- Work to be completed
Within this material, how many lines have the string "more" in them? The answer is a number, with nothing added.

══════════

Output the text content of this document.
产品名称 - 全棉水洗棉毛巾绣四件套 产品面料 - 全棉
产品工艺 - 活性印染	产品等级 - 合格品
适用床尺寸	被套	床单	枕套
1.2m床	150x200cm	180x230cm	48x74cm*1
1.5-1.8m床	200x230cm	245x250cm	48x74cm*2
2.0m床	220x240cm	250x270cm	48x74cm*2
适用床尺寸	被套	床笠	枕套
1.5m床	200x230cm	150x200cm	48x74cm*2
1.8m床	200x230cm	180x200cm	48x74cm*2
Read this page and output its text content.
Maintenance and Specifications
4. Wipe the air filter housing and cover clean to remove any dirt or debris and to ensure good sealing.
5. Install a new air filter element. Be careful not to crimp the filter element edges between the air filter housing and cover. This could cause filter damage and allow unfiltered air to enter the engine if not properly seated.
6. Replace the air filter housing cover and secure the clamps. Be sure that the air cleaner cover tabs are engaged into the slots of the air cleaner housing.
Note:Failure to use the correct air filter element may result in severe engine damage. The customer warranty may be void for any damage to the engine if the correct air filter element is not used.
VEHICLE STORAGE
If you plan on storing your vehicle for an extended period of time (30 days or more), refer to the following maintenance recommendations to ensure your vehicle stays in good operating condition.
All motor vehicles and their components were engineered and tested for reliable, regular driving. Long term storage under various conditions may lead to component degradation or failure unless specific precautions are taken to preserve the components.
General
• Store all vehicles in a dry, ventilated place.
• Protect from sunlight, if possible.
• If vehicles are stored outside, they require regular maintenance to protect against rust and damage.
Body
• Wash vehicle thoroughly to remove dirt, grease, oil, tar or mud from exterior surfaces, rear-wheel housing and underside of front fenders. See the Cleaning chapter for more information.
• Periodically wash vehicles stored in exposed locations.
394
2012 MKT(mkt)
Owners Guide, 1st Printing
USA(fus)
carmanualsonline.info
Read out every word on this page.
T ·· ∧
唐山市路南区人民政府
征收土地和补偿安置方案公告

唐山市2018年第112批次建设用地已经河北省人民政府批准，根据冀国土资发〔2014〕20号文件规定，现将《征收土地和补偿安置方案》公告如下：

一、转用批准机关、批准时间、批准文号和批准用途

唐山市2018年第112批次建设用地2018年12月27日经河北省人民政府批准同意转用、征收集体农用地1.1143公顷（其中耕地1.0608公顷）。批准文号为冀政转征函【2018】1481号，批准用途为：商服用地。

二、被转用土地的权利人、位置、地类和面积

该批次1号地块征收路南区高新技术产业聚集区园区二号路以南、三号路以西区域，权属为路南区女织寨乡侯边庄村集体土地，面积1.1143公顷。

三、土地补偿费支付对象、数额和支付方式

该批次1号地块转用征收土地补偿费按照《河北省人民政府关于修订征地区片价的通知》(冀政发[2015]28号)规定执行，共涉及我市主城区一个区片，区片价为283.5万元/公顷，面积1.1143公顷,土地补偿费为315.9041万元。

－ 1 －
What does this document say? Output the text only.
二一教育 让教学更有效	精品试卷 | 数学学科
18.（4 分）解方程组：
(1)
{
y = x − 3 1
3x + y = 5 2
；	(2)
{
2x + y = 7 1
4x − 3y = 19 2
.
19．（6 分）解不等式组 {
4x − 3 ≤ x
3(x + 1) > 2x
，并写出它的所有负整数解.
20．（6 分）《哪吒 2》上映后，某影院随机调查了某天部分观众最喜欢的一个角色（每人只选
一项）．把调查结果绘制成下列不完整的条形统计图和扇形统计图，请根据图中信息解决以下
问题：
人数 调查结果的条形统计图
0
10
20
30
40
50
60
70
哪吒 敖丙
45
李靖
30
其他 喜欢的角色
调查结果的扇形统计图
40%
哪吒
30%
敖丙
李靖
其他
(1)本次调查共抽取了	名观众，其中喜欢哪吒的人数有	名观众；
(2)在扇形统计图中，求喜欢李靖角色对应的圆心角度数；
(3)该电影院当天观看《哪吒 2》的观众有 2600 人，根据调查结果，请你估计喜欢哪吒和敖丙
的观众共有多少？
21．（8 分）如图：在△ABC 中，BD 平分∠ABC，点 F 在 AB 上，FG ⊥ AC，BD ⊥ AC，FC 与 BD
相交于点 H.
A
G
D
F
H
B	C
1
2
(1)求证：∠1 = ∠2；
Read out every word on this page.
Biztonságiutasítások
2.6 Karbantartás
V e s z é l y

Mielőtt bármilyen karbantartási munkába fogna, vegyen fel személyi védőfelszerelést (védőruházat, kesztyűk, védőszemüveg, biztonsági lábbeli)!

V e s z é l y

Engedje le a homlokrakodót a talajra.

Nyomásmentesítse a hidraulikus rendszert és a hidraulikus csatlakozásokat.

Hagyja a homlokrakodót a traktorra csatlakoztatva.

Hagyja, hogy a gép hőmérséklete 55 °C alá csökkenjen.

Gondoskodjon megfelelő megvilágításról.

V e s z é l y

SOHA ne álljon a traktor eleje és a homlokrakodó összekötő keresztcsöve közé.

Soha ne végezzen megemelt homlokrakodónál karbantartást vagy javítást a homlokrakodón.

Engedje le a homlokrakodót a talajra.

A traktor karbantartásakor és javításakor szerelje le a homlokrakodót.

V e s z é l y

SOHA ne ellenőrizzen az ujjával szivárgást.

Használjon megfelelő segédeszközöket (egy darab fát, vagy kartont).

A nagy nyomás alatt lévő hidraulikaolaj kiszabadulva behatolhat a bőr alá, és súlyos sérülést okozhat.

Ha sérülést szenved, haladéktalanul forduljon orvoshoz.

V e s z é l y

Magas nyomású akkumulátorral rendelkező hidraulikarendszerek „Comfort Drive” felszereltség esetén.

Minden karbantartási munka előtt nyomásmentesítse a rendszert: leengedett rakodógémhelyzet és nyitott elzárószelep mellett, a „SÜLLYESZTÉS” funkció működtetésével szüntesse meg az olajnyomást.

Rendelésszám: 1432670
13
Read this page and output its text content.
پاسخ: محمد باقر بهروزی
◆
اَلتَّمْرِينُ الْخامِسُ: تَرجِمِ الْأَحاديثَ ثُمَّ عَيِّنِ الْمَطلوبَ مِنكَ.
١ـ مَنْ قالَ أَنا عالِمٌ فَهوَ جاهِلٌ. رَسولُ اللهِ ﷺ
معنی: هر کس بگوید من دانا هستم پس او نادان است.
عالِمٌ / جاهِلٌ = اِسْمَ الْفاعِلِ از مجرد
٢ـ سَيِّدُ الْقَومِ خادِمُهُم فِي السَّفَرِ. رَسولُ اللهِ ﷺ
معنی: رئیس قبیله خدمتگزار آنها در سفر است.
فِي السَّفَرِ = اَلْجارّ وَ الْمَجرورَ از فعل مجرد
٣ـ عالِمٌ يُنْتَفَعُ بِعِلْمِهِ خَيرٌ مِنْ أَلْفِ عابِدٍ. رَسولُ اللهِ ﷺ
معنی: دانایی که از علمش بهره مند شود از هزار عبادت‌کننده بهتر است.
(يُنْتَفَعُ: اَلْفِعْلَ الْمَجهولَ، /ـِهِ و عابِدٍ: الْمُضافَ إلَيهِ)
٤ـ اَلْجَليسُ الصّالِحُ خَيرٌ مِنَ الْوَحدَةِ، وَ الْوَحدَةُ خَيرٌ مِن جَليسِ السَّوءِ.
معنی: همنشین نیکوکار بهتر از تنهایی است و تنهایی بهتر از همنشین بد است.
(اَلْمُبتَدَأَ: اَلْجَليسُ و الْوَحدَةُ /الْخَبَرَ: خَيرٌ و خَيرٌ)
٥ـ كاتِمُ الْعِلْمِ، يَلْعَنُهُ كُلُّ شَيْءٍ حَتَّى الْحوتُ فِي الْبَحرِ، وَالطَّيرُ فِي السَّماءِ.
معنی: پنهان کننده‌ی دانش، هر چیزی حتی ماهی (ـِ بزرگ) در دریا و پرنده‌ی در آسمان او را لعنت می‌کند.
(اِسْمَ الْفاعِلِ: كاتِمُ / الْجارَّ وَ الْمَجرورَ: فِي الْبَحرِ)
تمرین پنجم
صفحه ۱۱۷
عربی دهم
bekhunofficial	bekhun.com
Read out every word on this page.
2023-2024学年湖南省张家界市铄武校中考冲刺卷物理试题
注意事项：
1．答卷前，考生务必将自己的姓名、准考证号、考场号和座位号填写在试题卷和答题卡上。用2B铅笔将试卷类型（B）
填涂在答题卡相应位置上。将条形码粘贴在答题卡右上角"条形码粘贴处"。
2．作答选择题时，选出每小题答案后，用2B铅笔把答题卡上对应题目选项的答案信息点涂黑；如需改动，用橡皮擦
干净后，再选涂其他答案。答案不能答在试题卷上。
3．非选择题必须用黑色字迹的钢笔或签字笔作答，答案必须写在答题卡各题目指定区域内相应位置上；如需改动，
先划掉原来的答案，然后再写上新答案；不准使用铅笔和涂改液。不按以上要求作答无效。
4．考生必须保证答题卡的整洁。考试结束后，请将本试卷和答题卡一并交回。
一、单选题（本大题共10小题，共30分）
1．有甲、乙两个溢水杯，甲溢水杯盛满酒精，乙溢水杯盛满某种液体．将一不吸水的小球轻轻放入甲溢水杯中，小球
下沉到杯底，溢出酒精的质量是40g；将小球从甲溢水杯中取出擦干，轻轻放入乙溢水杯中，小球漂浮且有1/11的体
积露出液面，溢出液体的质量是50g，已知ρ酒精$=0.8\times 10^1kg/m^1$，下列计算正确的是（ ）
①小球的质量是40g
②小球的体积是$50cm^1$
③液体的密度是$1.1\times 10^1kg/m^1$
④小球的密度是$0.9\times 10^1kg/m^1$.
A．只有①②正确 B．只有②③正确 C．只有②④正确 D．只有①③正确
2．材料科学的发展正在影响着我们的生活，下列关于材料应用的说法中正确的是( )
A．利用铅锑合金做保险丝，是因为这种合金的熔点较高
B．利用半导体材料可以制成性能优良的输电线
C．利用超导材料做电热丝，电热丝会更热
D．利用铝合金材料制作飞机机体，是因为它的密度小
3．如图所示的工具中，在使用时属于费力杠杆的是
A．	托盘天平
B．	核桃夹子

══════════

- Answer to this problem
2